┌────────

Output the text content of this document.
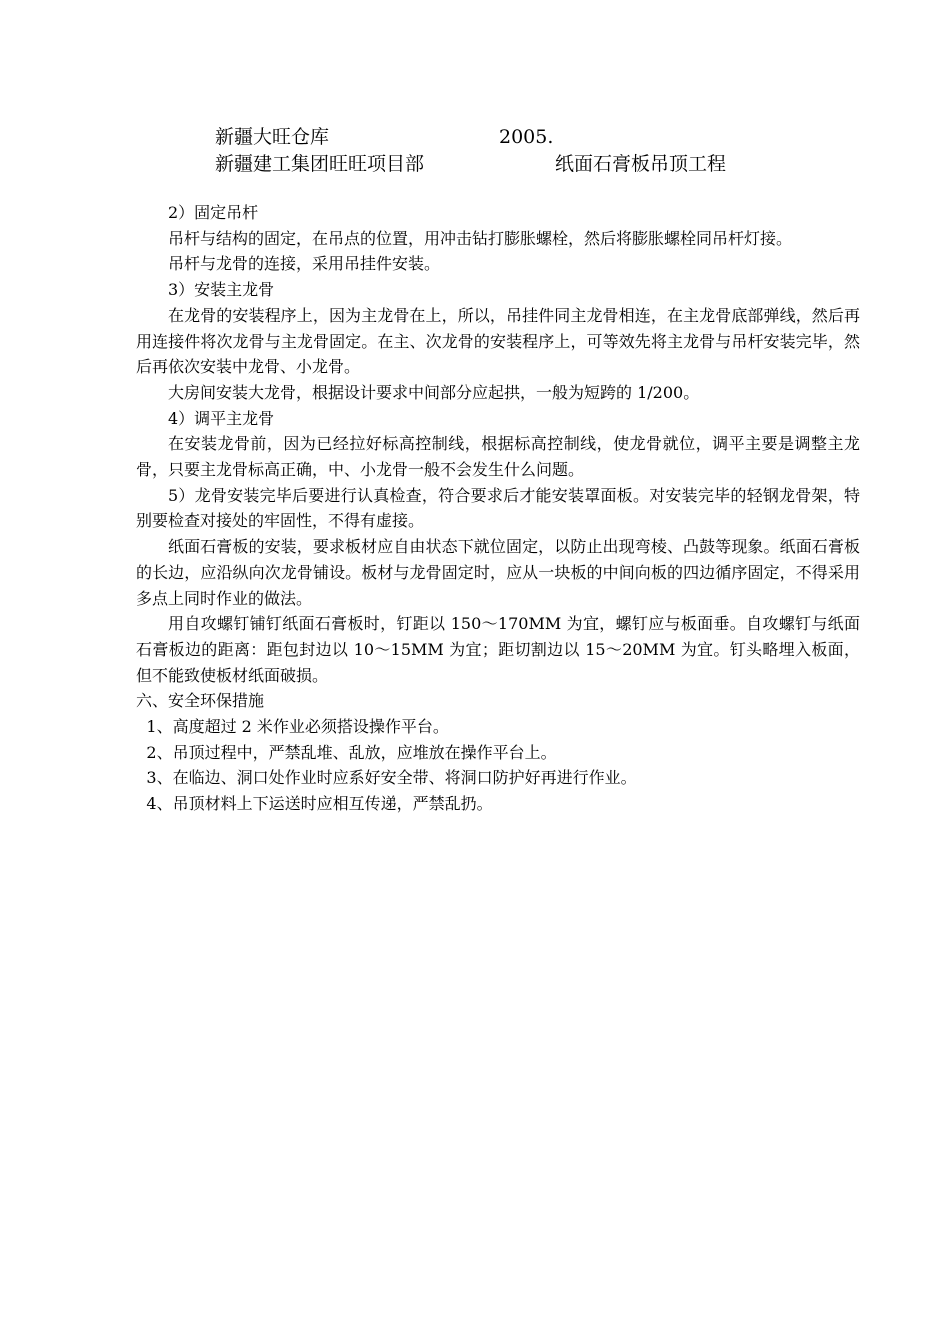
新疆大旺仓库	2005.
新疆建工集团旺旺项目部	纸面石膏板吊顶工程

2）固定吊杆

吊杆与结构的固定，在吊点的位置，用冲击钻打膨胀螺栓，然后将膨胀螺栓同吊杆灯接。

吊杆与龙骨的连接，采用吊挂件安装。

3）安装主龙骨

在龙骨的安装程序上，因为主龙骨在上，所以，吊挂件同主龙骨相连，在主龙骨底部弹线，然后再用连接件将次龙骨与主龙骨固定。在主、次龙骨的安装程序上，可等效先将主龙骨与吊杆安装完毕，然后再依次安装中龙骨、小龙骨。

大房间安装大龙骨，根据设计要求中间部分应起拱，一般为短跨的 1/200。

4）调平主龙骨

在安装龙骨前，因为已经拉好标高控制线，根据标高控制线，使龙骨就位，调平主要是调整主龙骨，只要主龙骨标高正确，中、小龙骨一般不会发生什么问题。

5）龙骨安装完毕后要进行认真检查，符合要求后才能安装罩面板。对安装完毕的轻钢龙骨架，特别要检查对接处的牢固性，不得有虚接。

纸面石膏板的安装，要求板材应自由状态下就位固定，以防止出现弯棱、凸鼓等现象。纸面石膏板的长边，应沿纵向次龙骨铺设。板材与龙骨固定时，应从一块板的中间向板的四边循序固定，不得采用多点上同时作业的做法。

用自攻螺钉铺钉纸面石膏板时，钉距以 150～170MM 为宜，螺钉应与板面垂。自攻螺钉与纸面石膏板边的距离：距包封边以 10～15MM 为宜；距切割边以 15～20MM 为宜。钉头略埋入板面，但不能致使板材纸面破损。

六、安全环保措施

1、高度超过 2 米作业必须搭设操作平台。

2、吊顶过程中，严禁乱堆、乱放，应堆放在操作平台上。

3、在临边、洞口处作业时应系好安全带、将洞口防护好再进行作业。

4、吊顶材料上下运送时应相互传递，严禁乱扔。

└────────
┌────────

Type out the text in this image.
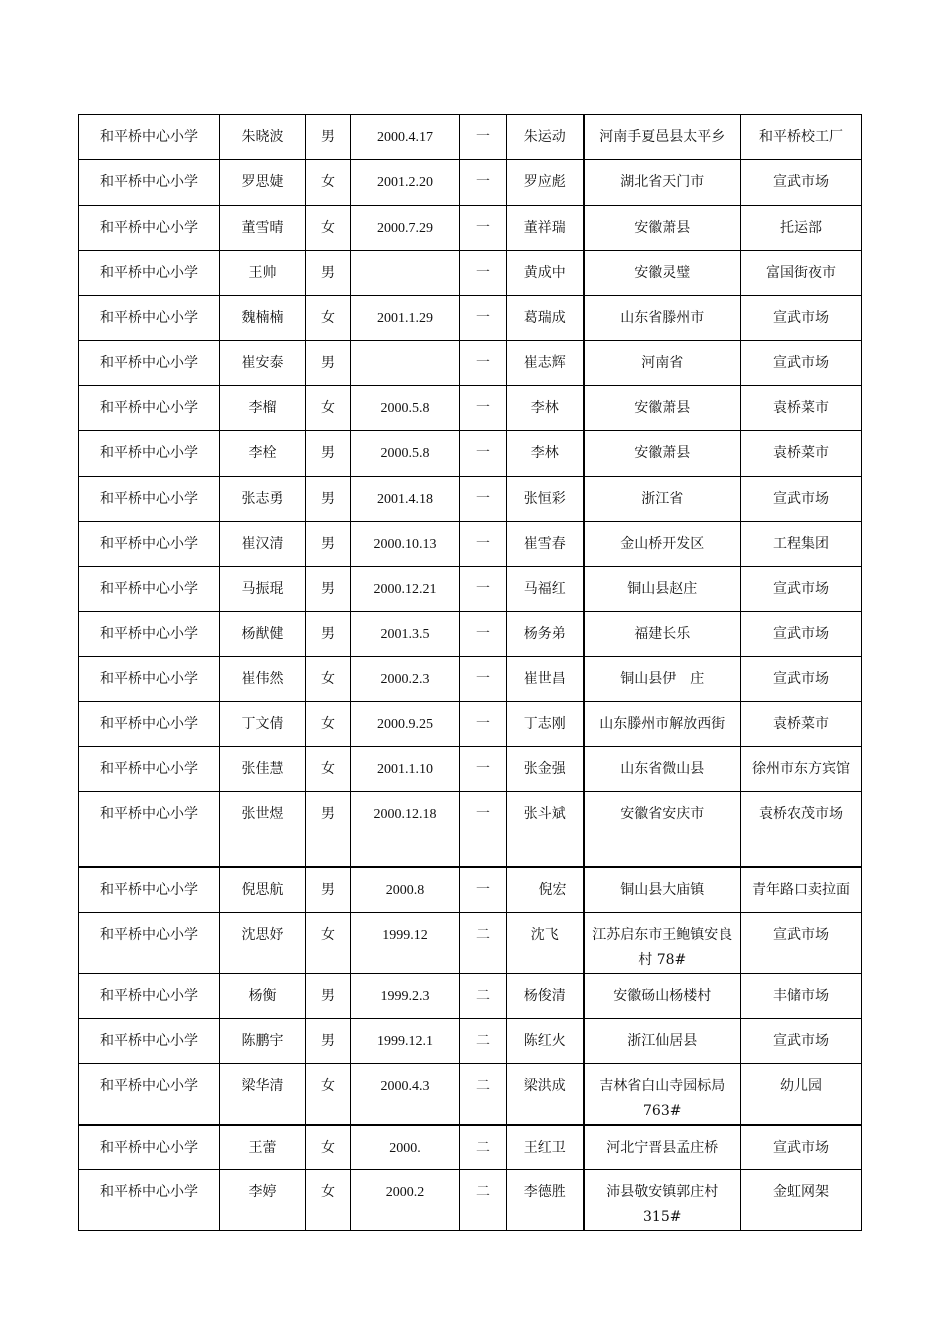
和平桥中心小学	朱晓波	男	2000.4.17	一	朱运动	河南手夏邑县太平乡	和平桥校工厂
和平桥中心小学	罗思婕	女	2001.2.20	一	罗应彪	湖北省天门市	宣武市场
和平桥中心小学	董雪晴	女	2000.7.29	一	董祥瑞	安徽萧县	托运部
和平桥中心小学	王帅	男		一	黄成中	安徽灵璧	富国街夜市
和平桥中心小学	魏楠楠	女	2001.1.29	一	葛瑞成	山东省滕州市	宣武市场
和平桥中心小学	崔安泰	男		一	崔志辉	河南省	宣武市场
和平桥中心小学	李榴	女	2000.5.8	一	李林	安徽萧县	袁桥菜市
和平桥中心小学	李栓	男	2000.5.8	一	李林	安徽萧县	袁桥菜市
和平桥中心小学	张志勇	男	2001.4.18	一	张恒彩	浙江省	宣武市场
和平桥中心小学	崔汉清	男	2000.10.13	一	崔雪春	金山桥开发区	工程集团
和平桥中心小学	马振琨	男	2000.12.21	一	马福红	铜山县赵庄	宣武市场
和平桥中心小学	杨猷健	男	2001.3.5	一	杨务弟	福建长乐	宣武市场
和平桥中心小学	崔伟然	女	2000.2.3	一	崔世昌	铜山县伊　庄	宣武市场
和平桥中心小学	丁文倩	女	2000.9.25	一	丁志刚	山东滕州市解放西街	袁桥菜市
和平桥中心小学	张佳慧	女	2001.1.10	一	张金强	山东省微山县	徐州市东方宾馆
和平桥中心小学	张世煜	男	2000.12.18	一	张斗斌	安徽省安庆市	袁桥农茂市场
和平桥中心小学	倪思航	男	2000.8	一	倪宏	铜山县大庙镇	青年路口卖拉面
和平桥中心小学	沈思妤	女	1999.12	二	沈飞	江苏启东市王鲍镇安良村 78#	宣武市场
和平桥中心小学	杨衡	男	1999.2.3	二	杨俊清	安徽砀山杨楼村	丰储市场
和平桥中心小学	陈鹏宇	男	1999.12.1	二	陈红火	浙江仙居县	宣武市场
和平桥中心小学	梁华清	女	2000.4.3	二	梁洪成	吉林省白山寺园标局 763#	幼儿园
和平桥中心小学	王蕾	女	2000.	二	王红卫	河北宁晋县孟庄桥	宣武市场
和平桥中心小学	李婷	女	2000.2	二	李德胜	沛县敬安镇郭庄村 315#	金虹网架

└────────

◆ **Task requirements**: Identify the lines of the data that contain the word "text". Copy each of them.

◆ **Correct answer**:
Output the text content of this document.
Type out the text in this image.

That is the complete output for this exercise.